[INSTRUCTION A]: From the blog excerpt, echo word for word the part that opens with the words containing "Saturday, March 04, 2006" and closes with "day of baking.".
[INSTRUCTION B]: In the blog excerpt, what is dirt cake topped with?

2 packages (3.5 to 4 oz. each) vanilla-flavored instant pudding
4 cups milk
1 container (8 oz.) nondairy whipped topping
1 package (15 oz.) chocolate-chip cookies, broken into quarters
2 cups vanilla-wafer cookie crumbs, divided
Gummy lobsters, shells, flip flops (if you can find them - use fish if you cannot)
Candy rocks
Paper umbrellas

In a large bowl, whisk pudding mix into 4 cups milk until smooth. Using a rubber spatula, fold in the whipped topping, then fold in the chocolate chip cookies. Spoon half of the pudding mixture into a clean 2-3 quart plastic beach bucket (or glass trifle dish). Sprinkle with half of the vanilla cookie crumbs. Decorate with some of the candy items. Repeat the layers. Cover and refrigerate for at least 4 hours to allow the cookies to soften. Decorate the top with gummy candies, candy rocks, and paper umbrellas. Warn your guests that candy rocks can be hard on the teeth (sorry Peter!).

This fabulous example of sand cake above was made by my fabulous roommate Siri.

FYI - For those of you who may be wondering - sand cake is indeed the lesser-known relative of the other sediment-based cake, dirt cake. Dirt cake is similar in spirit, but with a few notable substitutions. It is made with crushed Oreos and chocolate pudding and topped with gummy worms. It is best served in a flower pot with a trowel.

Tuesday, March 07, 2006

the second best thing that's ever happened to a twizzler

(thank you Peter for the photo)

There are a lot of things I like in this world.
But there are more things that I could potentially like.

In our last post-sushi candy run to CVS, something new and different caught my eye - Twizzlers Twerps on display, front and center, orange and pink. Immediately, I thought of Twizzlers Sourz, those bite-sized "sour-coated chews" to which I developed an alarming addiction late last year. After my first taste of that sour berry blue, I knew I was hooked. Before I knew it, I was taking down an unnaturally large number of Sourz in a single sitting. I began making up false reasons to visit my purveyor, with my trips always ending up in the aisle with that cheery neon packaging.

I wasn't heading down a good path, and I knew it. After several weeks, I painfully resolved to cut myself off. I vowed not to buy any more Sourz. The decision brought a moderate degree of suffering early on, but eventually I did stop thinking about Twizzlers Sourz altogether.

Until that day. When bags and bags of Twizzlers "Twerps" lay before me. My regular sources of sugary delight - Snickers, Reese's, Twix - none of those seemed to matter now that I had been enticed by these "tangy filled chews".

I caved. I bought the Twerps. They weren't as good as Sourz (I'm not sure if anything will ever be). But I still ate too many.

Saturday, March 04, 2006

parallel giant baking


40 mph winds and temperatures with a high of 20 transformed an exciting Saturday of beginner snowboarding lessons into an intense and gnarly day of baking.

[DATA PROVIDED]:
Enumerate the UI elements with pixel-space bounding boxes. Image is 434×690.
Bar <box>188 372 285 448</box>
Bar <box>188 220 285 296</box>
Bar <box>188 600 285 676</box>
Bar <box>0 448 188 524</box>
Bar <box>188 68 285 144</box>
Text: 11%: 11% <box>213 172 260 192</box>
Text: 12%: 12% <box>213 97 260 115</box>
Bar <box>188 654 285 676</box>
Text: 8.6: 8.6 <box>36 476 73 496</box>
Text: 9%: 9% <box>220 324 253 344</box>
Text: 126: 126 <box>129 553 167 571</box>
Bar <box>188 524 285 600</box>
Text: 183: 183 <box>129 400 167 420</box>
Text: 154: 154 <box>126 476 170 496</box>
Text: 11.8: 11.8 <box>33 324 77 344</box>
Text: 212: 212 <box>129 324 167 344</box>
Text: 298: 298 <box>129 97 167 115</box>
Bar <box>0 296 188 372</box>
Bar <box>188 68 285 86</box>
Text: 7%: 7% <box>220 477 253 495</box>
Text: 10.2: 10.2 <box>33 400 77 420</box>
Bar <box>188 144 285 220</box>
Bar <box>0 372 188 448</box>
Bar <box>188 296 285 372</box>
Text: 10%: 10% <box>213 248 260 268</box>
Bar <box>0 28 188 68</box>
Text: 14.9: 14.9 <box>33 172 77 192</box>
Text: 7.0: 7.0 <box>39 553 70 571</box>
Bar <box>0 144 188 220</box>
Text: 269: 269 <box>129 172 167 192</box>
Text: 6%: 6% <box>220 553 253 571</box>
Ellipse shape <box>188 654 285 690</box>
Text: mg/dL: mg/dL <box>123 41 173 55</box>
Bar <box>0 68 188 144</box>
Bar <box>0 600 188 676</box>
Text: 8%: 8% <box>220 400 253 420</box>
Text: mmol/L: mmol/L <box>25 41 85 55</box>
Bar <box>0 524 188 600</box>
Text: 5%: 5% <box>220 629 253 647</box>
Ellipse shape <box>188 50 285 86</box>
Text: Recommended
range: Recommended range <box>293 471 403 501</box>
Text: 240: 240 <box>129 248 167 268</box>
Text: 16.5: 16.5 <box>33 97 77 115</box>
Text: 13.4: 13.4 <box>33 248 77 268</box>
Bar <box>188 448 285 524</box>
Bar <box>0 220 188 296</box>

[ANSWER A]:
Saturday, March 04, 2006

parallel giant baking


40 mph winds and temperatures with a high of 20 transformed an exciting Saturday of beginner snowboarding lessons into an intense and gnarly day of baking.

[ANSWER B]: Gummy worms.